- **The request**
Write out the data below exactly as given, without any of its pictures.

- **Supplied entries**
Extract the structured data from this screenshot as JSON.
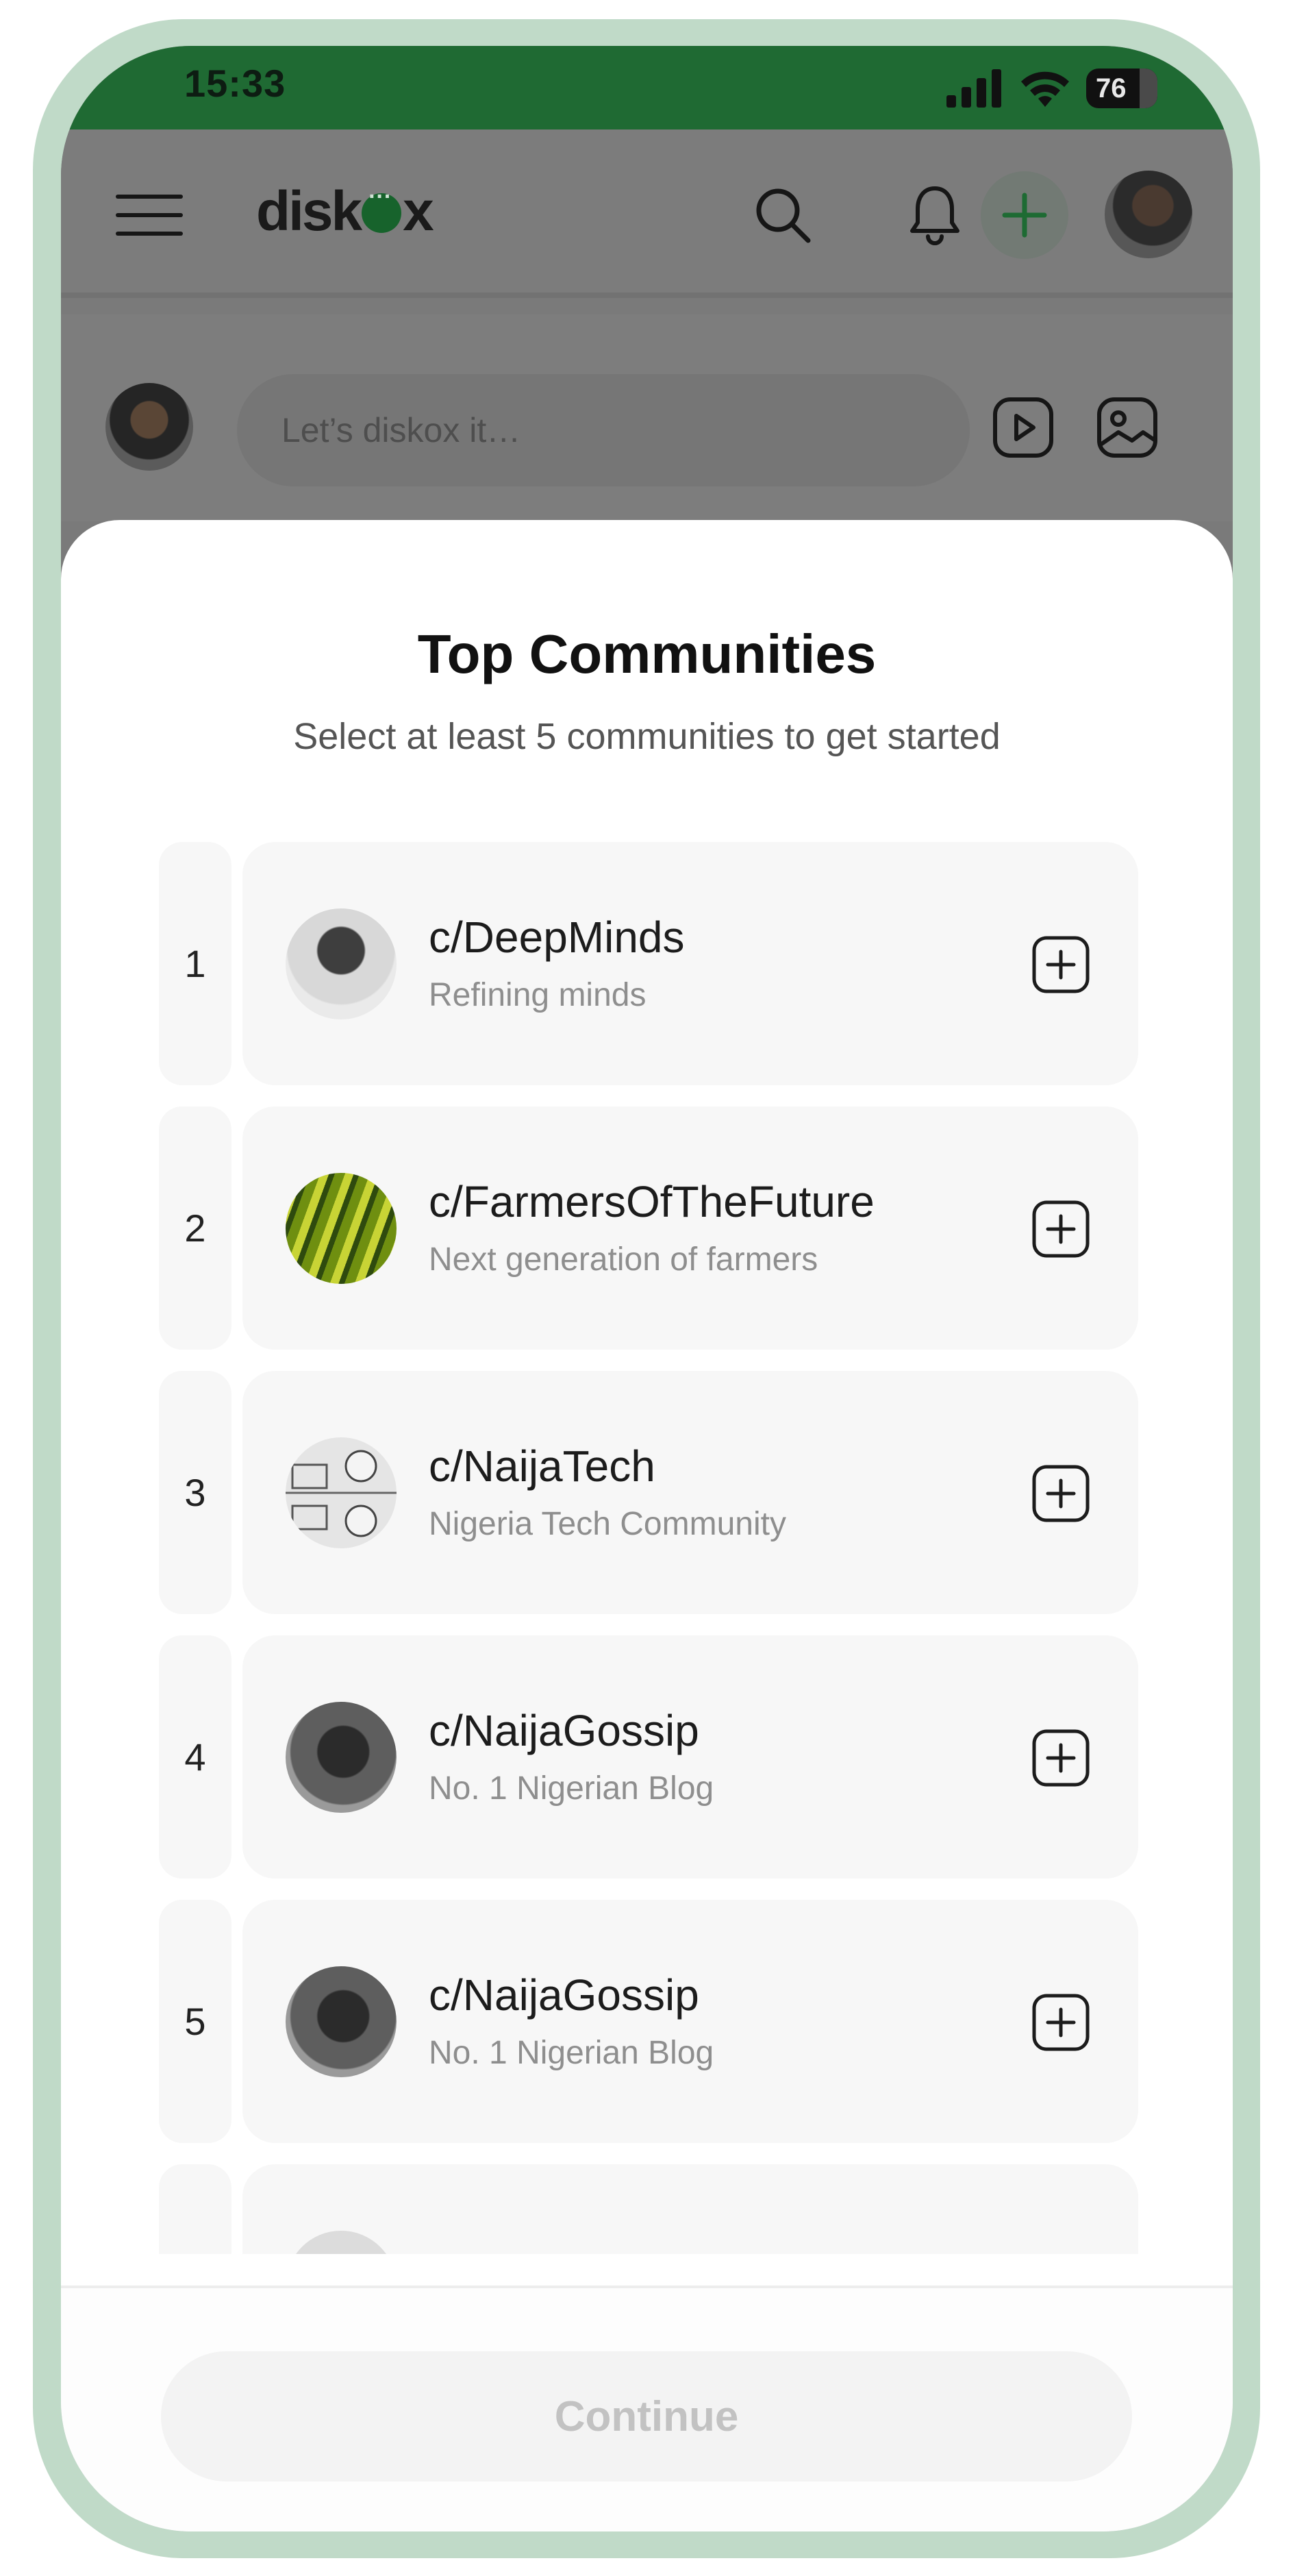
{
  "status_bar": {
    "time": "15:33",
    "battery": "76"
  },
  "header": {
    "logo_text_1": "disk",
    "logo_text_2": "x",
    "icons": [
      "menu-icon",
      "search-icon",
      "bell-icon",
      "plus-icon",
      "avatar"
    ]
  },
  "composer": {
    "placeholder": "Let’s diskox it…",
    "icons": [
      "video-icon",
      "image-icon"
    ]
  },
  "sheet": {
    "title": "Top Communities",
    "subtitle": "Select at least 5 communities to get started",
    "communities": [
      {
        "rank": "1",
        "name": "c/DeepMinds",
        "description": "Refining minds"
      },
      {
        "rank": "2",
        "name": "c/FarmersOfTheFuture",
        "description": "Next generation of farmers"
      },
      {
        "rank": "3",
        "name": "c/NaijaTech",
        "description": "Nigeria Tech Community"
      },
      {
        "rank": "4",
        "name": "c/NaijaGossip",
        "description": "No. 1 Nigerian Blog"
      },
      {
        "rank": "5",
        "name": "c/NaijaGossip",
        "description": "No. 1 Nigerian Blog"
      }
    ],
    "continue_label": "Continue"
  },
  "colors": {
    "status_bar": "#1f6a33",
    "frame": "#c0dac8",
    "brand_green": "#17632c"
  }
}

- **Answer to the exercise**
Extract the structured data from this screenshot as JSON.
{
  "status_bar": {
    "time": "15:33",
    "battery": "76"
  },
  "header": {
    "logo_text_1": "disk",
    "logo_text_2": "x",
    "icons": [
      "menu-icon",
      "search-icon",
      "bell-icon",
      "plus-icon",
      "avatar"
    ]
  },
  "composer": {
    "placeholder": "Let’s diskox it…",
    "icons": [
      "video-icon",
      "image-icon"
    ]
  },
  "sheet": {
    "title": "Top Communities",
    "subtitle": "Select at least 5 communities to get started",
    "communities": [
      {
        "rank": "1",
        "name": "c/DeepMinds",
        "description": "Refining minds"
      },
      {
        "rank": "2",
        "name": "c/FarmersOfTheFuture",
        "description": "Next generation of farmers"
      },
      {
        "rank": "3",
        "name": "c/NaijaTech",
        "description": "Nigeria Tech Community"
      },
      {
        "rank": "4",
        "name": "c/NaijaGossip",
        "description": "No. 1 Nigerian Blog"
      },
      {
        "rank": "5",
        "name": "c/NaijaGossip",
        "description": "No. 1 Nigerian Blog"
      }
    ],
    "continue_label": "Continue"
  },
  "colors": {
    "status_bar": "#1f6a33",
    "frame": "#c0dac8",
    "brand_green": "#17632c"
  }
}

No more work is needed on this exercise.